* The exercise *
Skip the pictures. Copy all the rest of the records down exactly.

Extracted records
****************

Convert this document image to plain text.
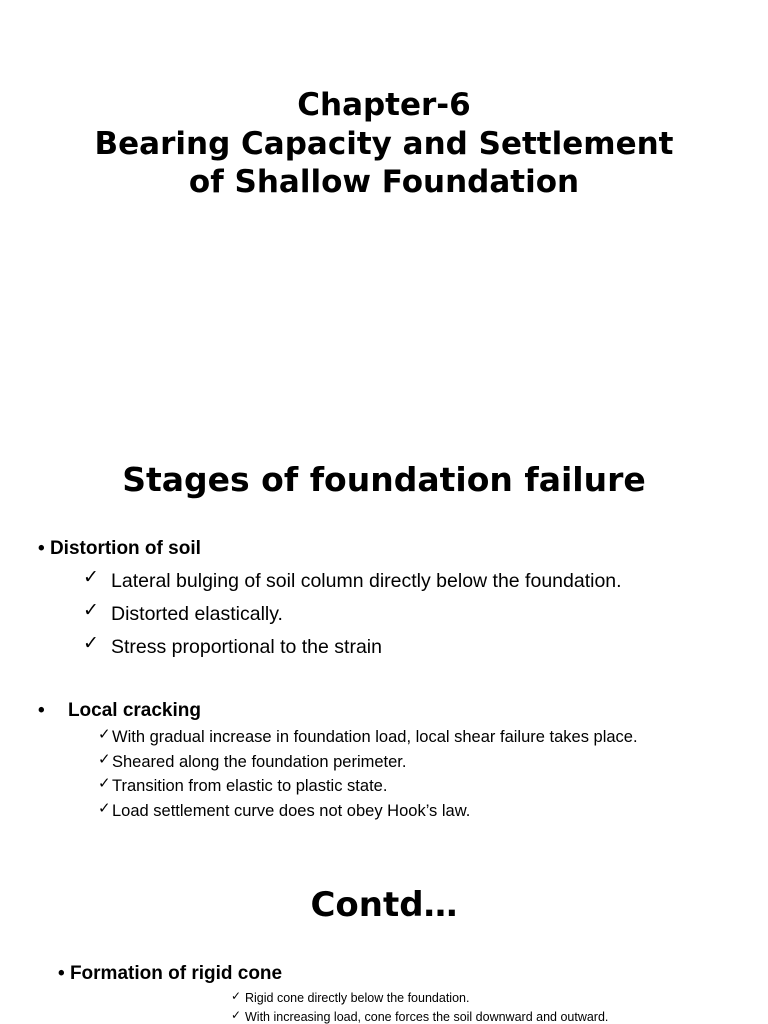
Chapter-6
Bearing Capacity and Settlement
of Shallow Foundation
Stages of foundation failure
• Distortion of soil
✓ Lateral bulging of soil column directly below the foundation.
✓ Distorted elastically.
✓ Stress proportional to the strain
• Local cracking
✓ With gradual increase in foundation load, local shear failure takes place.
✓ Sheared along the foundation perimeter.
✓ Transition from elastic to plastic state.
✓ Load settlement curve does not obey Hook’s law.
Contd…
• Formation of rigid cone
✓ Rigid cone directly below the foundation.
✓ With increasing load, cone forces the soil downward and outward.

****************

* Correct output *
Convert this document image to plain text.
Chapter-6
Bearing Capacity and Settlement
of Shallow Foundation
Stages of foundation failure
• Distortion of soil
✓ Lateral bulging of soil column directly below the foundation.
✓ Distorted elastically.
✓ Stress proportional to the strain
• Local cracking
✓ With gradual increase in foundation load, local shear failure takes place.
✓ Sheared along the foundation perimeter.
✓ Transition from elastic to plastic state.
✓ Load settlement curve does not obey Hook’s law.
Contd…
• Formation of rigid cone
✓ Rigid cone directly below the foundation.
✓ With increasing load, cone forces the soil downward and outward.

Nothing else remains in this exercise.